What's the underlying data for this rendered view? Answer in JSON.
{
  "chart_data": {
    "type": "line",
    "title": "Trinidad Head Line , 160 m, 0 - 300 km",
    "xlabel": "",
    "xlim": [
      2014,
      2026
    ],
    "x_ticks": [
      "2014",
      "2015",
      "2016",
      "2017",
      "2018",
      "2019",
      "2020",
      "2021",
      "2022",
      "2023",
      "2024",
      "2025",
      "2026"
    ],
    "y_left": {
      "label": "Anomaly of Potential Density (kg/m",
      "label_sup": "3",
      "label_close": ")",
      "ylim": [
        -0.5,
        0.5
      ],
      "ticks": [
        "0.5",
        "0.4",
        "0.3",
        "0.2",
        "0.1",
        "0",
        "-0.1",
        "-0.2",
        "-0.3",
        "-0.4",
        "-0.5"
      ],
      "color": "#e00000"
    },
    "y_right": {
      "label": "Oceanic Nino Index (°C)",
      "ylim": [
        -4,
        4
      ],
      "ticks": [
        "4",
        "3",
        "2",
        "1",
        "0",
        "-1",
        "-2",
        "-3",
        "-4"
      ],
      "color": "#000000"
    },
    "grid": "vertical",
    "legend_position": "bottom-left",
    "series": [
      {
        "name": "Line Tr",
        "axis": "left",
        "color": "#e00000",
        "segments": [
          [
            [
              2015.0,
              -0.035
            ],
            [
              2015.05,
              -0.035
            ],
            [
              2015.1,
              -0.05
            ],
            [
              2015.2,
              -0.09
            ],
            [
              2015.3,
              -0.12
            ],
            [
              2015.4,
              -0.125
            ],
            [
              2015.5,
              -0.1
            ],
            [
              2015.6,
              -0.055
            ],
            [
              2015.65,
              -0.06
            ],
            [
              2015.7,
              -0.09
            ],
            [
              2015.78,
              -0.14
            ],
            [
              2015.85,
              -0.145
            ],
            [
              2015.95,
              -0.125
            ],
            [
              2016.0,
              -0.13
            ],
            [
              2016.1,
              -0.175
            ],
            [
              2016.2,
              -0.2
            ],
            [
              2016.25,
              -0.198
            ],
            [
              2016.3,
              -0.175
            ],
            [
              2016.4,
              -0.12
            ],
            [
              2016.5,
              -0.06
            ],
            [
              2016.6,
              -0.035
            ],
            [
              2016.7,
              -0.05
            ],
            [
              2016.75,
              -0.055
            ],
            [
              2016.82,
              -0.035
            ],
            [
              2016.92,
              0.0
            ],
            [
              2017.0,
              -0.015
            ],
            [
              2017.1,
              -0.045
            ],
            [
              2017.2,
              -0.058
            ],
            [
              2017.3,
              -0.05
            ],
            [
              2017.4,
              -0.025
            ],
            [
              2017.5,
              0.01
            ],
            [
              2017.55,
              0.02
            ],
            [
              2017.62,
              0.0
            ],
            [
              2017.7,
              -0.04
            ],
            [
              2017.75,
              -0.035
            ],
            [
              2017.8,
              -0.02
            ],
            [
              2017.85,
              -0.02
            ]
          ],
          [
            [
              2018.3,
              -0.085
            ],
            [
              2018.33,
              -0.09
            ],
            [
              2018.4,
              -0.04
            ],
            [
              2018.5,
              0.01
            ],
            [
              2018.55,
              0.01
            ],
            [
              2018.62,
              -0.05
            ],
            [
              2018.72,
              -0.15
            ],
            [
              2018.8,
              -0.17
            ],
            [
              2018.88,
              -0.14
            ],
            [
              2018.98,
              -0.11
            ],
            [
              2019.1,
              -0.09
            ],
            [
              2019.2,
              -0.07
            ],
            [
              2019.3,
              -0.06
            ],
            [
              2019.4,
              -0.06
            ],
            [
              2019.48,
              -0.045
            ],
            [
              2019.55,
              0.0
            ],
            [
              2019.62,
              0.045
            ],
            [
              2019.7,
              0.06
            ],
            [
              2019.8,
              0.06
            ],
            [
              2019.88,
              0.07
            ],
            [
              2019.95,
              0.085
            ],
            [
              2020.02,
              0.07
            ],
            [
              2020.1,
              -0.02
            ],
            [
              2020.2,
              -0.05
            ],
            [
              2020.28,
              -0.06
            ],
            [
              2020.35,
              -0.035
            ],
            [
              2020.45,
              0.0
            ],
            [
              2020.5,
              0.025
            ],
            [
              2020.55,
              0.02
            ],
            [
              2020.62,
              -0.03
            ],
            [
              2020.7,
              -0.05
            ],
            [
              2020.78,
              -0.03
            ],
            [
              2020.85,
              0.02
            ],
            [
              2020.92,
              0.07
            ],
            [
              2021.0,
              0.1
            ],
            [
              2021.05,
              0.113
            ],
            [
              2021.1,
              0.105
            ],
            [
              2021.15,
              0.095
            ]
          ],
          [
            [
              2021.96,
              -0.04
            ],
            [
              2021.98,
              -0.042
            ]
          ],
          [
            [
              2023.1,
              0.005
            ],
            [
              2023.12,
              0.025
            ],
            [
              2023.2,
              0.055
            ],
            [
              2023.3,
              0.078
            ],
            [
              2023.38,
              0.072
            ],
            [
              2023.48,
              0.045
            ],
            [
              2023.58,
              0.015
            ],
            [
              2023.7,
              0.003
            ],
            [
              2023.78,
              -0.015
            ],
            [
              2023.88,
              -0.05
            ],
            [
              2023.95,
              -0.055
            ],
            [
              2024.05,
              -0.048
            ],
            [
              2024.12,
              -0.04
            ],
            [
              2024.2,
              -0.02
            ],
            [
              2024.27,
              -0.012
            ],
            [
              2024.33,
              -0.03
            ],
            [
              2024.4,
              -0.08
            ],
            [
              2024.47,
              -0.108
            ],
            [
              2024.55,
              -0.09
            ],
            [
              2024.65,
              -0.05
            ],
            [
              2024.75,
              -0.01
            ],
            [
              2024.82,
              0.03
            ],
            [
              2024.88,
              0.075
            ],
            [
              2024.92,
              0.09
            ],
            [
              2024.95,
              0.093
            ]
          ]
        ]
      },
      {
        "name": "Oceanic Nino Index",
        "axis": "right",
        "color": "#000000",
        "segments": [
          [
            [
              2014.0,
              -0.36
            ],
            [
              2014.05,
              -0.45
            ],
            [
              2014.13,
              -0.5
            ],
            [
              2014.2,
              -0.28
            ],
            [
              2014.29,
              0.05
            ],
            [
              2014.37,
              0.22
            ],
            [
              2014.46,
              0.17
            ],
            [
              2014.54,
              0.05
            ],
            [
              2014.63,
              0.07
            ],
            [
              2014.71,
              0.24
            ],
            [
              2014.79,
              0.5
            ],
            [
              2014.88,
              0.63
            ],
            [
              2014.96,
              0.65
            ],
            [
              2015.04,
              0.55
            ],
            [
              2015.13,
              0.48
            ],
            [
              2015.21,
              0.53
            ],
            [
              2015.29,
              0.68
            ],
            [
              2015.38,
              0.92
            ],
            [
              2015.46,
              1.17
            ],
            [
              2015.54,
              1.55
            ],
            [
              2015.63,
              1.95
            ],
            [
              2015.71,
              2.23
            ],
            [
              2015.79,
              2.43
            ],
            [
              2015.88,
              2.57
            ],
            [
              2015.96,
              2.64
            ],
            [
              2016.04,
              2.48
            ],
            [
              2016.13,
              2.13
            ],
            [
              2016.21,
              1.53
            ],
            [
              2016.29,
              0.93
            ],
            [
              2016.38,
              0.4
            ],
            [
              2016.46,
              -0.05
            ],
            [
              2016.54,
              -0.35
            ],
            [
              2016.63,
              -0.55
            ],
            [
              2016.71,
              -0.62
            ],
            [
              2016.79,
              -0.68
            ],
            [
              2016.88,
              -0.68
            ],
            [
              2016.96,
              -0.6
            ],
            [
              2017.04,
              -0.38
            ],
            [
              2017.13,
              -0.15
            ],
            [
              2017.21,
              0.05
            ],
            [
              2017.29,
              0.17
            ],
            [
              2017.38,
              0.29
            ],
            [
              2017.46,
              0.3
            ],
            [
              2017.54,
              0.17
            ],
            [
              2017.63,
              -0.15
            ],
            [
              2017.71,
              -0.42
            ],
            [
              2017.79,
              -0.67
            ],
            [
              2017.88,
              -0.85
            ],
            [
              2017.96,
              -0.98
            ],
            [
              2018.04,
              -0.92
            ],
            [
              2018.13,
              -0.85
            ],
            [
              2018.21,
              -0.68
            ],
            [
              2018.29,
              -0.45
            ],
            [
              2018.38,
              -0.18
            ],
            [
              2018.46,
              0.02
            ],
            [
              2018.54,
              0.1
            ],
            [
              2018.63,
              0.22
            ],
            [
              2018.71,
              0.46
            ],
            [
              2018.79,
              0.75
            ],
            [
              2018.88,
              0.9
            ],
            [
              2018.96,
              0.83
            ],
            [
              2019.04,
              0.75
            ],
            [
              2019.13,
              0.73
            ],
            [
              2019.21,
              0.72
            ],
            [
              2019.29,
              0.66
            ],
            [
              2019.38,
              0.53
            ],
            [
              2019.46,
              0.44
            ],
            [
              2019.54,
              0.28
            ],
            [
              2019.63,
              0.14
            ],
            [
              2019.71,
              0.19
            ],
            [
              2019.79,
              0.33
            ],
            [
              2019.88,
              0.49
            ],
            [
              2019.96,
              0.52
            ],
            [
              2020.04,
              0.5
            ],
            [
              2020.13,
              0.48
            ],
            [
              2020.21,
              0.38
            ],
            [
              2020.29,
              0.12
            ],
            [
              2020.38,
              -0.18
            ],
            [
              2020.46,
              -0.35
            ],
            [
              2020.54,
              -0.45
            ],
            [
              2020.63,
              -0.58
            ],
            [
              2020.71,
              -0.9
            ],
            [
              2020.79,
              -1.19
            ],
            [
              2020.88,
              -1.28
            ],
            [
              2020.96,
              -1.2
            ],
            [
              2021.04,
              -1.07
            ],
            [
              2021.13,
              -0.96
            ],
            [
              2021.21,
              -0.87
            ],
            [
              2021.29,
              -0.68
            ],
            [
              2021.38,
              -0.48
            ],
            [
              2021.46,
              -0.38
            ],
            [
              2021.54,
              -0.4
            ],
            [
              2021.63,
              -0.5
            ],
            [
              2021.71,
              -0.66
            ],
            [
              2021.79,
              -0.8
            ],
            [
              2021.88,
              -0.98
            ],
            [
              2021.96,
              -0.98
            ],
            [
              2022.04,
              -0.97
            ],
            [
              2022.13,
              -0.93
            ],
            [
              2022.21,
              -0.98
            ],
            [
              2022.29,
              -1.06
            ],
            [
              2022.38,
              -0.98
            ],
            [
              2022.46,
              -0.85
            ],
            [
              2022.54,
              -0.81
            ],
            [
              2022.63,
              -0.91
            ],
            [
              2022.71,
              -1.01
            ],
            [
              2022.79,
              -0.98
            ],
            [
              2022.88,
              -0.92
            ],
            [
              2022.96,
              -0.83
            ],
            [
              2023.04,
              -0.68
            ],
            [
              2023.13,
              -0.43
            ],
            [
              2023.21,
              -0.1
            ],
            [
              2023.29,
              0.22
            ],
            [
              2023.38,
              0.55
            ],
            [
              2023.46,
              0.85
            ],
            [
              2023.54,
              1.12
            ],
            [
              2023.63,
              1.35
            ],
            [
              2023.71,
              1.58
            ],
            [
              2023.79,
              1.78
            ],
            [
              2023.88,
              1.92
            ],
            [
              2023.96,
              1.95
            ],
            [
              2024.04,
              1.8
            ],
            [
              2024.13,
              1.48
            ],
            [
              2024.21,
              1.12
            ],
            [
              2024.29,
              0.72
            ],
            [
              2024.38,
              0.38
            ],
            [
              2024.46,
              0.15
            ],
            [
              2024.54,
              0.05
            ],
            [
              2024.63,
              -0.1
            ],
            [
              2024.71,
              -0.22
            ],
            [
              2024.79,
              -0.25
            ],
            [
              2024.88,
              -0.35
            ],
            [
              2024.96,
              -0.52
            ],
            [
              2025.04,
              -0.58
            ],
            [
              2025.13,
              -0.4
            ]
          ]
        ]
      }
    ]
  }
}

▬▬▬▬▬▬▬▬▬▬

● What you have to do
The word "Oceanic" appears in how many lines of the data? Answer with only the number.

● Exercise response
2